EXERCISE DIRECTIONS: Extract the lines that carry the string "types" from the listing.

◇ ◇ ◇ ◇ ◇ ◇ ◇

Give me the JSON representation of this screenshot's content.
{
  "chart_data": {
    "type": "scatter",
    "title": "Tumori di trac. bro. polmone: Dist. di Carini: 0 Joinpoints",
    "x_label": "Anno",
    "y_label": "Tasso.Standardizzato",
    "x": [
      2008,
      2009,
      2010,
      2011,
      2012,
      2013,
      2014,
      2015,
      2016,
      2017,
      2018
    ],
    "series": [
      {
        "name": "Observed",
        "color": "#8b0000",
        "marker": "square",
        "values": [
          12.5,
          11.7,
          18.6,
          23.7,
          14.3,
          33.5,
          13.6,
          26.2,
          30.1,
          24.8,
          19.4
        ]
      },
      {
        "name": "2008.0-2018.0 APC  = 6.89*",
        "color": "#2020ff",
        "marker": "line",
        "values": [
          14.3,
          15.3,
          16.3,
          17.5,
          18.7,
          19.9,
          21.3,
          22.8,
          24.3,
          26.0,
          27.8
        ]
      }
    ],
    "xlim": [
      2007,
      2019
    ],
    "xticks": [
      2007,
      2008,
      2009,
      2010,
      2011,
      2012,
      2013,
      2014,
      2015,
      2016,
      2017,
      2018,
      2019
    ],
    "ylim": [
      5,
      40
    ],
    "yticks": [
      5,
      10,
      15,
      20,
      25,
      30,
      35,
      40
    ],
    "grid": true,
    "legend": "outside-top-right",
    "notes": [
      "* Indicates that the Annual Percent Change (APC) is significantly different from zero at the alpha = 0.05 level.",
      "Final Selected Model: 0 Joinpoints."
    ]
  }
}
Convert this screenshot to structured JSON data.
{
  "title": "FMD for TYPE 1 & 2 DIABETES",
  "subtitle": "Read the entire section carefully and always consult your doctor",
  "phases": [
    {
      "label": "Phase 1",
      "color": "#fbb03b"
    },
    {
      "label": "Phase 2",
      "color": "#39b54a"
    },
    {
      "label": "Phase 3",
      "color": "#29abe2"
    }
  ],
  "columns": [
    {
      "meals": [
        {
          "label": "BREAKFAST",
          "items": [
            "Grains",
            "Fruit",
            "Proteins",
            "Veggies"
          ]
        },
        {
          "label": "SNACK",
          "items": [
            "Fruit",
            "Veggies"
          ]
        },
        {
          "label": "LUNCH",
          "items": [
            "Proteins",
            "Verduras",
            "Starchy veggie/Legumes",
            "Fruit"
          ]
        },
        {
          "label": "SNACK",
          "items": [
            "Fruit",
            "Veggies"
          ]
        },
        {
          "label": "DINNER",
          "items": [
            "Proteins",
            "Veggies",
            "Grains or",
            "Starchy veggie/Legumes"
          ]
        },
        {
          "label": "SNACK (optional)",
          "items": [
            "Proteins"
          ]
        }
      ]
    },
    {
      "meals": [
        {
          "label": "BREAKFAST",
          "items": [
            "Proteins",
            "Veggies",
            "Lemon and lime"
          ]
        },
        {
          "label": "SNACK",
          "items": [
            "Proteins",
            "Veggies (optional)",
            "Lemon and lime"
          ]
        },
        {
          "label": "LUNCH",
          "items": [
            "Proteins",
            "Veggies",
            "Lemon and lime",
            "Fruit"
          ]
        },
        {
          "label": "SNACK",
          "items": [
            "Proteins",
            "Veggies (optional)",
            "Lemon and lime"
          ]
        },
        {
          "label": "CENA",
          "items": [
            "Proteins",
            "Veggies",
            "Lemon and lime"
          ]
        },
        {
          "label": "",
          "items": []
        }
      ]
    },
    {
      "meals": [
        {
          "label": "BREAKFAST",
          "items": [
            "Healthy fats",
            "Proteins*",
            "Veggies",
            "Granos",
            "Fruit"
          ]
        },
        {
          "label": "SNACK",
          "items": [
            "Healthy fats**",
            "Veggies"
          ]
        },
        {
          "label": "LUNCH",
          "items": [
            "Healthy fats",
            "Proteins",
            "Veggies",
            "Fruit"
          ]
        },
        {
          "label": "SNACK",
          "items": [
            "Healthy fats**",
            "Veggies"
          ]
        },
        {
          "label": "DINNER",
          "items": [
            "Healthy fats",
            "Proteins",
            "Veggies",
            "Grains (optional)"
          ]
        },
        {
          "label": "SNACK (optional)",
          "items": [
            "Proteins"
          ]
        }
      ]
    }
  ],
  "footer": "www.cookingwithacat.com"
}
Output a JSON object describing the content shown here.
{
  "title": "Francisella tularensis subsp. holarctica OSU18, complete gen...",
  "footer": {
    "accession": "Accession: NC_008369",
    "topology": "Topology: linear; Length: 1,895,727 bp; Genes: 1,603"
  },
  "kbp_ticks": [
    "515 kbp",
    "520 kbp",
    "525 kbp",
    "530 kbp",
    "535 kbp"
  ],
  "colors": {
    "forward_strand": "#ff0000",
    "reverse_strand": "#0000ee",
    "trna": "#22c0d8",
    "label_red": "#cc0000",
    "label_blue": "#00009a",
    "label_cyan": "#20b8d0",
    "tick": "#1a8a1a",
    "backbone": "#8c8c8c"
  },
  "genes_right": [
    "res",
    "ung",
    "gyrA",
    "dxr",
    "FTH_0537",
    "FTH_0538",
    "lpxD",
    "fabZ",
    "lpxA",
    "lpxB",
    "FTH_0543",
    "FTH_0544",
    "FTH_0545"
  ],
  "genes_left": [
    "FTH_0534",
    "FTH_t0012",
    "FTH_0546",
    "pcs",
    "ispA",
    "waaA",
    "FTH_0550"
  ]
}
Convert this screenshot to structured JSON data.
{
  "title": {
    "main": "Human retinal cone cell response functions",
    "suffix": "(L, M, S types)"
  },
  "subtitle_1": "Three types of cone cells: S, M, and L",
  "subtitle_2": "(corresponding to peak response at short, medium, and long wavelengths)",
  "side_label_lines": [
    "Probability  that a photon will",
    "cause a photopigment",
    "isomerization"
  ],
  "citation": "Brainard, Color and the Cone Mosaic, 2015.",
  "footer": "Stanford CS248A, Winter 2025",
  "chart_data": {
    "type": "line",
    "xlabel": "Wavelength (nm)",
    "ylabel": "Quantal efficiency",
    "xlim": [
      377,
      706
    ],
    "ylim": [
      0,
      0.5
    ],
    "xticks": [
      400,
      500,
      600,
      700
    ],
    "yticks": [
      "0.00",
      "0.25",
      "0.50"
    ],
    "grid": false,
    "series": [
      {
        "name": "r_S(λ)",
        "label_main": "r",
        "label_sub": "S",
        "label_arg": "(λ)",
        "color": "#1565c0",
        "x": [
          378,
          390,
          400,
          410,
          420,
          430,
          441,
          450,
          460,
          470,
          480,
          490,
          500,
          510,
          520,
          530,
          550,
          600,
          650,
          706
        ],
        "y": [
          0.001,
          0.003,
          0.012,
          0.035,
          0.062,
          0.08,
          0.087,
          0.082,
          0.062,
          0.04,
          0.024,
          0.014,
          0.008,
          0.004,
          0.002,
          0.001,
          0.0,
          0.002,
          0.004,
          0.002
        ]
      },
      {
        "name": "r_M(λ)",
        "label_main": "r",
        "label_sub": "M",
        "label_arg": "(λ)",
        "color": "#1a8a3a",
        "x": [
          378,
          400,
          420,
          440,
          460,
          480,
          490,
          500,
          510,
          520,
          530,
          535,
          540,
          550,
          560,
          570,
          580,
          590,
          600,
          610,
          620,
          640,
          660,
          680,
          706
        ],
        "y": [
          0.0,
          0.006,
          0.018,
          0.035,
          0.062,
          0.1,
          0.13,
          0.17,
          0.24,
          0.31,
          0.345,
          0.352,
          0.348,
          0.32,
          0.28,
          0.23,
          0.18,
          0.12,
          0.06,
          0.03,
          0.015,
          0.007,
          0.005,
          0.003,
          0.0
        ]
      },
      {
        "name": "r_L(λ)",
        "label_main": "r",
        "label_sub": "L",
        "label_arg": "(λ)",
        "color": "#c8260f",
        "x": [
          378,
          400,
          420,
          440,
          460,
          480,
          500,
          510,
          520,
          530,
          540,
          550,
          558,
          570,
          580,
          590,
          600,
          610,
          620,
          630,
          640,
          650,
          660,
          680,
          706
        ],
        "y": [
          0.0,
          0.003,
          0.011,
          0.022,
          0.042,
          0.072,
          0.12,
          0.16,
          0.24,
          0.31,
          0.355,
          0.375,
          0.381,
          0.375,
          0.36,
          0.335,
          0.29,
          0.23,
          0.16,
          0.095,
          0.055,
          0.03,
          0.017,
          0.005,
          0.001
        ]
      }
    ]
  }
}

◇ ◇ ◇ ◇ ◇ ◇ ◇

ANSWER TO THE EXERCISE:
    "suffix": "(L, M, S types)"
  "subtitle_1": "Three types of cone cells: S, M, and L",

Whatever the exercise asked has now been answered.